Reproduce the material below exactly, from the line that contains "svg-text:BLOQUE 1: BLOQUE" down to the line that contains "svg-text:LAV: LAV <box>289 579 298 584</box>", with both of those lines included.

Image-based layout entries:
-- -- --

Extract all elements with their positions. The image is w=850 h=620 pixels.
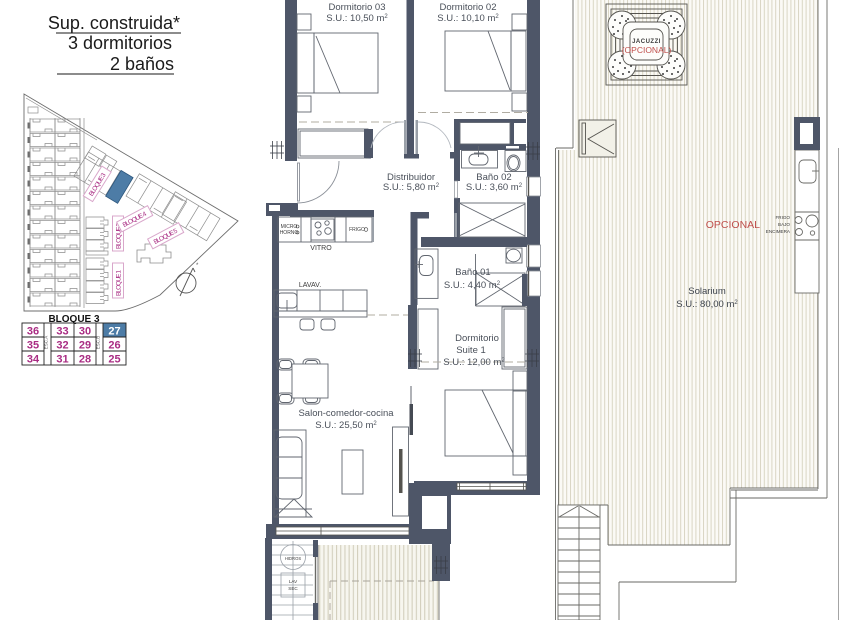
svg-text:BLOQUE 1: BLOQUE 1 <box>116 270 123 296</box>
svg-text:32: 32 <box>56 340 68 352</box>
svg-text:Baño 01: Baño 01 <box>455 267 490 278</box>
svg-text:OPCIONAL: OPCIONAL <box>706 219 760 231</box>
svg-text:BAJO: BAJO <box>778 222 790 227</box>
svg-text:S.U.: 25,50 m2: S.U.: 25,50 m2 <box>315 420 377 431</box>
svg-text:ESC.B: ESC.B <box>96 336 101 350</box>
svg-text:LAV: LAV <box>289 579 298 584</box>
svg-text:2 baños: 2 baños <box>110 54 174 74</box>
svg-text:35: 35 <box>27 340 39 352</box>
svg-text:HIDROS: HIDROS <box>285 556 301 561</box>
svg-text:S.U.: 4,40 m2: S.U.: 4,40 m2 <box>444 280 501 291</box>
svg-text:Suite 1: Suite 1 <box>456 345 486 356</box>
svg-text:26: 26 <box>108 340 120 352</box>
svg-text:VITRO: VITRO <box>310 245 332 252</box>
svg-text:S.U.: 80,00 m2: S.U.: 80,00 m2 <box>676 299 738 310</box>
svg-text:27: 27 <box>108 326 120 338</box>
svg-text:ESC.A: ESC.A <box>44 336 49 350</box>
svg-text:S.U.: 12,00 m2: S.U.: 12,00 m2 <box>443 357 505 368</box>
svg-text:29: 29 <box>79 340 91 352</box>
svg-text:34: 34 <box>27 354 40 366</box>
svg-text:S.U.: 3,60 m2: S.U.: 3,60 m2 <box>466 182 523 193</box>
svg-text:Dormitorio 03: Dormitorio 03 <box>328 2 385 13</box>
svg-text:SEC: SEC <box>288 586 298 591</box>
svg-text:FRIGO: FRIGO <box>349 227 365 233</box>
svg-text:33: 33 <box>56 326 68 338</box>
svg-text:Dormitorio 02: Dormitorio 02 <box>439 2 496 13</box>
svg-text:31: 31 <box>56 354 68 366</box>
svg-text:30: 30 <box>79 326 91 338</box>
svg-text:(OPCIONAL): (OPCIONAL) <box>622 45 672 55</box>
svg-text:25: 25 <box>108 354 120 366</box>
svg-text:S.U.: 10,50 m2: S.U.: 10,50 m2 <box>326 13 388 24</box>
svg-text:FRIGO: FRIGO <box>775 215 790 220</box>
svg-text:Sup. construida*: Sup. construida* <box>48 13 180 33</box>
svg-text:S.U.: 5,80 m2: S.U.: 5,80 m2 <box>383 182 440 193</box>
svg-text:Dormitorio: Dormitorio <box>455 333 499 344</box>
svg-text:Solarium: Solarium <box>688 286 726 297</box>
svg-text:HORNO: HORNO <box>280 230 299 236</box>
svg-text:36: 36 <box>27 326 39 338</box>
svg-text:ENCIMERA: ENCIMERA <box>766 229 791 234</box>
svg-text:3 dormitorios: 3 dormitorios <box>68 33 172 53</box>
svg-text:LAVAV.: LAVAV. <box>299 282 321 289</box>
svg-text:S.U.: 10,10 m2: S.U.: 10,10 m2 <box>437 13 499 24</box>
svg-text:Salon-comedor-cocina: Salon-comedor-cocina <box>298 408 394 419</box>
svg-text:*: * <box>196 263 199 269</box>
svg-text:28: 28 <box>79 354 91 366</box>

-- -- --

Finished answer
svg-text:BLOQUE 1: BLOQUE 1 <box>116 270 123 296</box>
svg-text:32: 32 <box>56 340 68 352</box>
svg-text:Baño 01: Baño 01 <box>455 267 490 278</box>
svg-text:OPCIONAL: OPCIONAL <box>706 219 760 231</box>
svg-text:BAJO: BAJO <box>778 222 790 227</box>
svg-text:S.U.: 25,50 m2: S.U.: 25,50 m2 <box>315 420 377 431</box>
svg-text:ESC.B: ESC.B <box>96 336 101 350</box>
svg-text:LAV: LAV <box>289 579 298 584</box>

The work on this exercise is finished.